Short problem -
Check each line of the records below and collect those holding "output".

Records supplied -
* * *

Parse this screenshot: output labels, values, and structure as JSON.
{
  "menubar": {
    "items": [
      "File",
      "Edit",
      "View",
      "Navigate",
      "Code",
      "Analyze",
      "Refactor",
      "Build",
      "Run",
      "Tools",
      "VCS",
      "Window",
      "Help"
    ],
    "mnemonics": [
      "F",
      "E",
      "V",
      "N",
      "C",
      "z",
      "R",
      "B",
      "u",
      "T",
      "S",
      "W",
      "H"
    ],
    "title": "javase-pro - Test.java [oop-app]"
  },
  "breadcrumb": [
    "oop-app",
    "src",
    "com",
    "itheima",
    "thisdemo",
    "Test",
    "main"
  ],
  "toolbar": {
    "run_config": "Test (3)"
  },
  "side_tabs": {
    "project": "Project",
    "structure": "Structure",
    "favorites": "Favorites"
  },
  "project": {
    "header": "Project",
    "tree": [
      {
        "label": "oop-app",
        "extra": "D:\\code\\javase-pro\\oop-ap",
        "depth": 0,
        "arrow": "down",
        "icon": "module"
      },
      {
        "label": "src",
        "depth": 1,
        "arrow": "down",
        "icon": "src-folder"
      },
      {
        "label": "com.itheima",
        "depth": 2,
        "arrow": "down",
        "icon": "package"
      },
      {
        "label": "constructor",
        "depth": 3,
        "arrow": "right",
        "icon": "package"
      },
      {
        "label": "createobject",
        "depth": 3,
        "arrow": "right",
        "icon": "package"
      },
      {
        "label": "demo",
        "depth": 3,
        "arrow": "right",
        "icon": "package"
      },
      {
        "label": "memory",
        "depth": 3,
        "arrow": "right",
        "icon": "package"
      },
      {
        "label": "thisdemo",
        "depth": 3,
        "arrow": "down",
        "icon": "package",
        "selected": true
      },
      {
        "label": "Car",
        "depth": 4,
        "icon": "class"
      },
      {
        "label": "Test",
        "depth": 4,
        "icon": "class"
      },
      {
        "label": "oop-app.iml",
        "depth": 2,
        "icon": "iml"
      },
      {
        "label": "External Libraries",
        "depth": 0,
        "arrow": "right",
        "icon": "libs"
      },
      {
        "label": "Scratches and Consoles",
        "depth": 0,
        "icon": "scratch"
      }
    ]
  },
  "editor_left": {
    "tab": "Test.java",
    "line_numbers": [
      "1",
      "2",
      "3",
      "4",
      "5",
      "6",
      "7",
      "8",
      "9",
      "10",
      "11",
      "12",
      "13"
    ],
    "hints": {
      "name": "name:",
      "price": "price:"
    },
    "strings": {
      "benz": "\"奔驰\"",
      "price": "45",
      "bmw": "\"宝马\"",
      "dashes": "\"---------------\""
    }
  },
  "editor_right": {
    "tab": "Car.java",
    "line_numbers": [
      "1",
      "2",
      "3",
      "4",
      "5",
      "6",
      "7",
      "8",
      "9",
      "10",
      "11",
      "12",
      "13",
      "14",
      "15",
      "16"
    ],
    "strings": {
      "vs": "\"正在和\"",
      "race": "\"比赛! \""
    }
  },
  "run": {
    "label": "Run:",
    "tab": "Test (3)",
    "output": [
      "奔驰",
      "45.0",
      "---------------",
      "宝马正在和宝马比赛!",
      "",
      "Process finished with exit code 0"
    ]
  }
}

* * *

Task answer -
Parse this screenshot: output labels, values, and structure as JSON.
    "output": [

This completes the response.